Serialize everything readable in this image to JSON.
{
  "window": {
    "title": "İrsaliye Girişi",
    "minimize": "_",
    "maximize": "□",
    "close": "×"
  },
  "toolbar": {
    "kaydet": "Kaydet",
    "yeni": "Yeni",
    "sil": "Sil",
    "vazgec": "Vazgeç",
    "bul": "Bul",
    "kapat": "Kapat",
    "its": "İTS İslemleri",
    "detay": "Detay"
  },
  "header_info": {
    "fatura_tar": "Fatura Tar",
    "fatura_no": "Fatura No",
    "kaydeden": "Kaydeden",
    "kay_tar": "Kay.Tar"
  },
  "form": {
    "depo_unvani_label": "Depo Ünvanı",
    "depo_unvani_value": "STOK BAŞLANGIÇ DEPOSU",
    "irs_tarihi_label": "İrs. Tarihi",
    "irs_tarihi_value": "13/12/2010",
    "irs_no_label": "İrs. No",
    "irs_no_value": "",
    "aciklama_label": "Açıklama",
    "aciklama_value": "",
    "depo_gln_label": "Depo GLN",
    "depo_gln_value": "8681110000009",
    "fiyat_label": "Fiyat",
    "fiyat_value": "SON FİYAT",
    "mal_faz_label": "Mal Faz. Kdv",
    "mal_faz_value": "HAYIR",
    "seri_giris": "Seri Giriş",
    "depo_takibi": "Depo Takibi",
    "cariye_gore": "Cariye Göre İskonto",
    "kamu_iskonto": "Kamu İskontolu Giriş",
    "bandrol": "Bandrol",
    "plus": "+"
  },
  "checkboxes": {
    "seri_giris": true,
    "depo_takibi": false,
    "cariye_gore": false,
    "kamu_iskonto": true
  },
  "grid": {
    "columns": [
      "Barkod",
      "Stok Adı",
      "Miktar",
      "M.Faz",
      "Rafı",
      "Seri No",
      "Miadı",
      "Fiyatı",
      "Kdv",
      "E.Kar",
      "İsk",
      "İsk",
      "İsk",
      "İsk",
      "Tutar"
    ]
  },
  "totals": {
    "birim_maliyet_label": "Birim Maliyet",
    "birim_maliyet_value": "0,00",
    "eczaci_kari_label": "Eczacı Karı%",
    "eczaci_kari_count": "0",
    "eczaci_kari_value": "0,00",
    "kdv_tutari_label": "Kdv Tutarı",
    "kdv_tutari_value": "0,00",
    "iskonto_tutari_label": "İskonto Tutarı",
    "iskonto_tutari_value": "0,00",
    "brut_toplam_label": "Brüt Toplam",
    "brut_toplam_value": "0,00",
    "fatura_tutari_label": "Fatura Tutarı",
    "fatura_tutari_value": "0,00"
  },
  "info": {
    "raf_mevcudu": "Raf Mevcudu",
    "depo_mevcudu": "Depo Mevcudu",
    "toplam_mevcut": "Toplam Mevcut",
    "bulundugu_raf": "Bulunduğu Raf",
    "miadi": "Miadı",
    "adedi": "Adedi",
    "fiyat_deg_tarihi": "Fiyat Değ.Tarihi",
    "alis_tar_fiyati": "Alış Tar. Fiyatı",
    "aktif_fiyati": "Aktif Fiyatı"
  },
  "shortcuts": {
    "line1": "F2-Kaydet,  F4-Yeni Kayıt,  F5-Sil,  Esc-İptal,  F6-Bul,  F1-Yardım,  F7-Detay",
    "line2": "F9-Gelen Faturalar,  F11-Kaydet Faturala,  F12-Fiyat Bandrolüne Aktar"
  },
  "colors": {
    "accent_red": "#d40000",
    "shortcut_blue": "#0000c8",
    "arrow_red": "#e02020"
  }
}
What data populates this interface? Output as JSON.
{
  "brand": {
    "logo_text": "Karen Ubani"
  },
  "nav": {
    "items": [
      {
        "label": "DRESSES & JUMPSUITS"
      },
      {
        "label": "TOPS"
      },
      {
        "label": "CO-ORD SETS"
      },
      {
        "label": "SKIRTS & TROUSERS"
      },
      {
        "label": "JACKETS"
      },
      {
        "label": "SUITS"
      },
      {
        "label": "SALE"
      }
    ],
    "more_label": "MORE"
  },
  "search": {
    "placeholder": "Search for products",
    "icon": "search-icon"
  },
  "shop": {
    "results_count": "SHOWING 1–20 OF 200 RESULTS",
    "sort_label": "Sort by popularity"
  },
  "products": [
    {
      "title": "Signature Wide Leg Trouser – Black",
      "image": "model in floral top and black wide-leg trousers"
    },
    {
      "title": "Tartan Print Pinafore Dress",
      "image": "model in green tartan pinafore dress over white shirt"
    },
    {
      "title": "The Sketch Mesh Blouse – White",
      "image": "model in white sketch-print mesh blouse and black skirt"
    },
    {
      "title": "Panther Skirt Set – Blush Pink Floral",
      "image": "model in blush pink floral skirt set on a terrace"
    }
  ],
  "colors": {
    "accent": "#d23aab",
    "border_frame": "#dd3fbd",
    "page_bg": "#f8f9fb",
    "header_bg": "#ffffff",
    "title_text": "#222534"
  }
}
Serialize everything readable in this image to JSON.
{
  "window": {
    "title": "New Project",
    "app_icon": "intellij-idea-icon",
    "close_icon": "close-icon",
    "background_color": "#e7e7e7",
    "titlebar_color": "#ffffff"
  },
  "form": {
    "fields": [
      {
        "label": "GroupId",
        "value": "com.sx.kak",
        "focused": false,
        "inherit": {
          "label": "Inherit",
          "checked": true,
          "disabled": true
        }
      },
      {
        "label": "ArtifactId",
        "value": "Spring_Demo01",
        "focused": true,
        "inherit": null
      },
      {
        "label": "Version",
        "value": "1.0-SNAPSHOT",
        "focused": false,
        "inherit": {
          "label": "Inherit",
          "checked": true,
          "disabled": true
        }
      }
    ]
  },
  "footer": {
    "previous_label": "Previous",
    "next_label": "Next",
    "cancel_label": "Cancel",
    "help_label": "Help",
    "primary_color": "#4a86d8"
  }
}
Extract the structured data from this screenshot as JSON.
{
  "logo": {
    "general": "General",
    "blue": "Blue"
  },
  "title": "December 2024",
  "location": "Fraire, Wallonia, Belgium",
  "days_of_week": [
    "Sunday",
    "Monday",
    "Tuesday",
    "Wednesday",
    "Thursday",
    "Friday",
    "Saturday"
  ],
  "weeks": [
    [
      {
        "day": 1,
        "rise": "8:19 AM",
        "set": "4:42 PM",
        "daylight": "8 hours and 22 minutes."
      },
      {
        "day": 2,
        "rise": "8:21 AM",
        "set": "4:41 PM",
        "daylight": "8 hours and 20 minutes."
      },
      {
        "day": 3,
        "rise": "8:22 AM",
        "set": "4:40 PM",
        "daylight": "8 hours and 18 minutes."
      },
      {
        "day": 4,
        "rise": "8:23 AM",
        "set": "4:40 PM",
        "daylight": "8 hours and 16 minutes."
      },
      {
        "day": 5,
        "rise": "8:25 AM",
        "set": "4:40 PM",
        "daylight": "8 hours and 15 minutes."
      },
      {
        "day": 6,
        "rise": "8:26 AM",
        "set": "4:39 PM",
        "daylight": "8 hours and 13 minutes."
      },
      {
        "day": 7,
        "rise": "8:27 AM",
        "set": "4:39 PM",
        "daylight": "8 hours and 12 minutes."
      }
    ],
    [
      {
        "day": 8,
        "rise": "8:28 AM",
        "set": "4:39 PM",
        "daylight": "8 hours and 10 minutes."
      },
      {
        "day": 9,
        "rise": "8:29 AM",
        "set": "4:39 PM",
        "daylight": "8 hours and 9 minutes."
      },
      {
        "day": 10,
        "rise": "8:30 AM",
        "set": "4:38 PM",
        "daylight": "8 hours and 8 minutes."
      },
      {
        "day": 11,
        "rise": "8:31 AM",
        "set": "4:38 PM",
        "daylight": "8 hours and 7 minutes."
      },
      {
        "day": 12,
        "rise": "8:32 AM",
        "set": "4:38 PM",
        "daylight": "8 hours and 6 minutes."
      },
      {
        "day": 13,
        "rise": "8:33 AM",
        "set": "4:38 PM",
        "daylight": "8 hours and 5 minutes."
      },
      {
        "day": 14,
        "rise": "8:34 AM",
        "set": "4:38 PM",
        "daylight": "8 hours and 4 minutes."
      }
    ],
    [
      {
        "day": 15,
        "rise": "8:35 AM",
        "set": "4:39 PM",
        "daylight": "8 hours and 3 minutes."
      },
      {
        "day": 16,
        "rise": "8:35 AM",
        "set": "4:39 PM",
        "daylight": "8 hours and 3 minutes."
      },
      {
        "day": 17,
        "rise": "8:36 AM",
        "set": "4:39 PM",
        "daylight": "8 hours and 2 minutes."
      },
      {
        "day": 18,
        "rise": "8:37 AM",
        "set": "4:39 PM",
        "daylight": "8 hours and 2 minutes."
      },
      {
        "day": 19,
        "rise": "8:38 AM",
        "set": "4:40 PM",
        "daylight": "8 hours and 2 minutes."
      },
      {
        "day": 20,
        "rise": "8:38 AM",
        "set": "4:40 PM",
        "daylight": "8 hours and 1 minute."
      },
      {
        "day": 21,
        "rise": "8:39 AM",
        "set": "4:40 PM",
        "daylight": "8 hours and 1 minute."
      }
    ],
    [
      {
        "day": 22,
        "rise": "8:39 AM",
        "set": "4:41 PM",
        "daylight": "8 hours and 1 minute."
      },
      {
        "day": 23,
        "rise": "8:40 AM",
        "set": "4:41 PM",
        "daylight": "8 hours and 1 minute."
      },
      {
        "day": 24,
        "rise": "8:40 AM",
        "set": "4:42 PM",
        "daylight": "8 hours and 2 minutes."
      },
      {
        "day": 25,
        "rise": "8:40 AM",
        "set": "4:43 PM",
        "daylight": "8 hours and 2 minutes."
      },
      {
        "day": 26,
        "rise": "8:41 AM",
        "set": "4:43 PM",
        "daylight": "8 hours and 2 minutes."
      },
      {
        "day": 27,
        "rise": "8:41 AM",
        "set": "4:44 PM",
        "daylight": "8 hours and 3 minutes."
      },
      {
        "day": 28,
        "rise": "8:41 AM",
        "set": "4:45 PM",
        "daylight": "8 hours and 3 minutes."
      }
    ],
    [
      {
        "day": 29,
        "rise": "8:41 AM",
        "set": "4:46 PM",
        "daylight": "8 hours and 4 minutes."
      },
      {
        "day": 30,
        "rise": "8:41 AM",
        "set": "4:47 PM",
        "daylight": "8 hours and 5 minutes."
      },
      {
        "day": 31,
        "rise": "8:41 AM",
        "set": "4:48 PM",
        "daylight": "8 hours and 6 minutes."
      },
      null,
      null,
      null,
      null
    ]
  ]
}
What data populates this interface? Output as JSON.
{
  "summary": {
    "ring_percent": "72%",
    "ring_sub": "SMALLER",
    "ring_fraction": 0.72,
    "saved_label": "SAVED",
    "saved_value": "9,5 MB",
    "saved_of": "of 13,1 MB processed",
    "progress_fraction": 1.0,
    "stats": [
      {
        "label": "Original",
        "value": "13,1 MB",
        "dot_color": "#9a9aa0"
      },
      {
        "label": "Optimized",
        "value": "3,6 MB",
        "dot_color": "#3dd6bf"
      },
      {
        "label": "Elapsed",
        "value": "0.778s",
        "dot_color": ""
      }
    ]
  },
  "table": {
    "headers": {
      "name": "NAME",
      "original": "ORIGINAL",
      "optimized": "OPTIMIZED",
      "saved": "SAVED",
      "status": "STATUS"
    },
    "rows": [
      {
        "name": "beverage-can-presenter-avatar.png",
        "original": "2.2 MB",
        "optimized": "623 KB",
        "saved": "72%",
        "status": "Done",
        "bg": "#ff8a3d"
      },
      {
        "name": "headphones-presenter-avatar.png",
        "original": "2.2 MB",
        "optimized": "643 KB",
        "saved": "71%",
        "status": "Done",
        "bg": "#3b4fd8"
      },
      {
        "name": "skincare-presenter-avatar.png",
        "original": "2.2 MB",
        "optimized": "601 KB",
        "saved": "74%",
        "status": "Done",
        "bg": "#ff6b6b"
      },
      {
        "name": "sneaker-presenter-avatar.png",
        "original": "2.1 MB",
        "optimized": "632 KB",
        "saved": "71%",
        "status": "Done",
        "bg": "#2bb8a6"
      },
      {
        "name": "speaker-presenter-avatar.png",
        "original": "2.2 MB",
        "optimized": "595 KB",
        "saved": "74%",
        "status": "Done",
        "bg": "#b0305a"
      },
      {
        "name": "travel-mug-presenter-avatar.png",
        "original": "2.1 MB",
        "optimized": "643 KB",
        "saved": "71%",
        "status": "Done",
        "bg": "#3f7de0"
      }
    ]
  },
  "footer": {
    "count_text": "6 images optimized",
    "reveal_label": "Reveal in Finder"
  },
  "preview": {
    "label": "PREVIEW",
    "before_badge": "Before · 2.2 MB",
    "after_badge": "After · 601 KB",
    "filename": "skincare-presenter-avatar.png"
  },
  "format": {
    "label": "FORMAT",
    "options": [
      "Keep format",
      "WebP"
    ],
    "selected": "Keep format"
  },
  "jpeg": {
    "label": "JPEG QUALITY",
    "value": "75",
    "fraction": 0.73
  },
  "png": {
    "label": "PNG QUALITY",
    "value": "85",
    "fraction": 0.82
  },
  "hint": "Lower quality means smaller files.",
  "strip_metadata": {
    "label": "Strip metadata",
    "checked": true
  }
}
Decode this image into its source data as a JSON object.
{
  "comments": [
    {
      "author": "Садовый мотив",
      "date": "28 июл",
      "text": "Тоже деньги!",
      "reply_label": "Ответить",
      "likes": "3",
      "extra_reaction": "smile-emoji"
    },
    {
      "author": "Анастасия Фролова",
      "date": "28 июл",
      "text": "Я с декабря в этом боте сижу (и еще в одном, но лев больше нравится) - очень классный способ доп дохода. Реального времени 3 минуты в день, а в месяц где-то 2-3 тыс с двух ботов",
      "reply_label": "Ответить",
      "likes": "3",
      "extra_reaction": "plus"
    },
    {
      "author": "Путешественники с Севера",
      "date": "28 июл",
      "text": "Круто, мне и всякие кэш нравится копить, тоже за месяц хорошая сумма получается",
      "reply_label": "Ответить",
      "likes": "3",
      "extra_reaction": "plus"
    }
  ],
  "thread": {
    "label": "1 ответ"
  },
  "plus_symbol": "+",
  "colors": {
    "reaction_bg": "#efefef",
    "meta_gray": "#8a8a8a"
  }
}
┄┄┄┄┄┄┄┄┄┄┄┄┄┄┄┄┄┄┄┄
_Given task_
Please retype, exactly as written, every line from the line containing "Decode this image" through the last line of the records above, including both of those lines, and nothing else.

_Complete output_
Decode this image into its source data as a JSON object.
{
  "comments": [
    {
      "author": "Садовый мотив",
      "date": "28 июл",
      "text": "Тоже деньги!",
      "reply_label": "Ответить",
      "likes": "3",
      "extra_reaction": "smile-emoji"
    },
    {
      "author": "Анастасия Фролова",
      "date": "28 июл",
      "text": "Я с декабря в этом боте сижу (и еще в одном, но лев больше нравится) - очень классный способ доп дохода. Реального времени 3 минуты в день, а в месяц где-то 2-3 тыс с двух ботов",
      "reply_label": "Ответить",
      "likes": "3",
      "extra_reaction": "plus"
    },
    {
      "author": "Путешественники с Севера",
      "date": "28 июл",
      "text": "Круто, мне и всякие кэш нравится копить, тоже за месяц хорошая сумма получается",
      "reply_label": "Ответить",
      "likes": "3",
      "extra_reaction": "plus"
    }
  ],
  "thread": {
    "label": "1 ответ"
  },
  "plus_symbol": "+",
  "colors": {
    "reaction_bg": "#efefef",
    "meta_gray": "#8a8a8a"
  }
}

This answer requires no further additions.